» TASK BRIEF
Write out, precisely and in full, each line of the material.

········

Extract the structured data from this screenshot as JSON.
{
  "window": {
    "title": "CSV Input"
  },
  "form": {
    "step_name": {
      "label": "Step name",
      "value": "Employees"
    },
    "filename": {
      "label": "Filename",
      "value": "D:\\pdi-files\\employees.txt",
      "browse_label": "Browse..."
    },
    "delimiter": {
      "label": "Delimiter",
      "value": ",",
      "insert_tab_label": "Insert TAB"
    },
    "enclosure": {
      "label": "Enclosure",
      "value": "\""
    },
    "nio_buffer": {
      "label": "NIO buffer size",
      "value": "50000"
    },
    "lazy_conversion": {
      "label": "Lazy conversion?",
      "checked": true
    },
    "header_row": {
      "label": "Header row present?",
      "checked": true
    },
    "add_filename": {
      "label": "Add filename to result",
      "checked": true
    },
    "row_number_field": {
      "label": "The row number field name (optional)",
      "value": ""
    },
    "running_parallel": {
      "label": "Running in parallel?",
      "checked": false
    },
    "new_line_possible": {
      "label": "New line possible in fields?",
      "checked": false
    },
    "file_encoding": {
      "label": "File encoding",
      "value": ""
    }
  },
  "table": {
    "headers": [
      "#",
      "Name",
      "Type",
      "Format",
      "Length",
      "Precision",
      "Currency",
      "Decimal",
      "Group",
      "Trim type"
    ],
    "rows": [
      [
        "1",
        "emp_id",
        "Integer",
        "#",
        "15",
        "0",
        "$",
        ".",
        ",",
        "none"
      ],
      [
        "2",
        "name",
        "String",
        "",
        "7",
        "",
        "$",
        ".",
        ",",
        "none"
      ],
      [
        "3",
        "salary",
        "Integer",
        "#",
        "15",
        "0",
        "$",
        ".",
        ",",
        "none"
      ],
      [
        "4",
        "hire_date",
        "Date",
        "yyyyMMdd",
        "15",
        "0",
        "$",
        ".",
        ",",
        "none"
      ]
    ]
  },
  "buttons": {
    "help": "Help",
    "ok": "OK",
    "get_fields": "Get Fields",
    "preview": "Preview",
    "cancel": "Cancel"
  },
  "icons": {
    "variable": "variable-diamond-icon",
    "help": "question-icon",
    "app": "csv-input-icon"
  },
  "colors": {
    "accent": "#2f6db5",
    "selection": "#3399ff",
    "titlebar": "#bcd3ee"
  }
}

········

» ANSWER FOR THIS EXERCISE
Extract the structured data from this screenshot as JSON.
{
  "window": {
    "title": "CSV Input"
  },
  "form": {
    "step_name": {
      "label": "Step name",
      "value": "Employees"
    },
    "filename": {
      "label": "Filename",
      "value": "D:\\pdi-files\\employees.txt",
      "browse_label": "Browse..."
    },
    "delimiter": {
      "label": "Delimiter",
      "value": ",",
      "insert_tab_label": "Insert TAB"
    },
    "enclosure": {
      "label": "Enclosure",
      "value": "\""
    },
    "nio_buffer": {
      "label": "NIO buffer size",
      "value": "50000"
    },
    "lazy_conversion": {
      "label": "Lazy conversion?",
      "checked": true
    },
    "header_row": {
      "label": "Header row present?",
      "checked": true
    },
    "add_filename": {
      "label": "Add filename to result",
      "checked": true
    },
    "row_number_field": {
      "label": "The row number field name (optional)",
      "value": ""
    },
    "running_parallel": {
      "label": "Running in parallel?",
      "checked": false
    },
    "new_line_possible": {
      "label": "New line possible in fields?",
      "checked": false
    },
    "file_encoding": {
      "label": "File encoding",
      "value": ""
    }
  },
  "table": {
    "headers": [
      "#",
      "Name",
      "Type",
      "Format",
      "Length",
      "Precision",
      "Currency",
      "Decimal",
      "Group",
      "Trim type"
    ],
    "rows": [
      [
        "1",
        "emp_id",
        "Integer",
        "#",
        "15",
        "0",
        "$",
        ".",
        ",",
        "none"
      ],
      [
        "2",
        "name",
        "String",
        "",
        "7",
        "",
        "$",
        ".",
        ",",
        "none"
      ],
      [
        "3",
        "salary",
        "Integer",
        "#",
        "15",
        "0",
        "$",
        ".",
        ",",
        "none"
      ],
      [
        "4",
        "hire_date",
        "Date",
        "yyyyMMdd",
        "15",
        "0",
        "$",
        ".",
        ",",
        "none"
      ]
    ]
  },
  "buttons": {
    "help": "Help",
    "ok": "OK",
    "get_fields": "Get Fields",
    "preview": "Preview",
    "cancel": "Cancel"
  },
  "icons": {
    "variable": "variable-diamond-icon",
    "help": "question-icon",
    "app": "csv-input-icon"
  },
  "colors": {
    "accent": "#2f6db5",
    "selection": "#3399ff",
    "titlebar": "#bcd3ee"
  }
}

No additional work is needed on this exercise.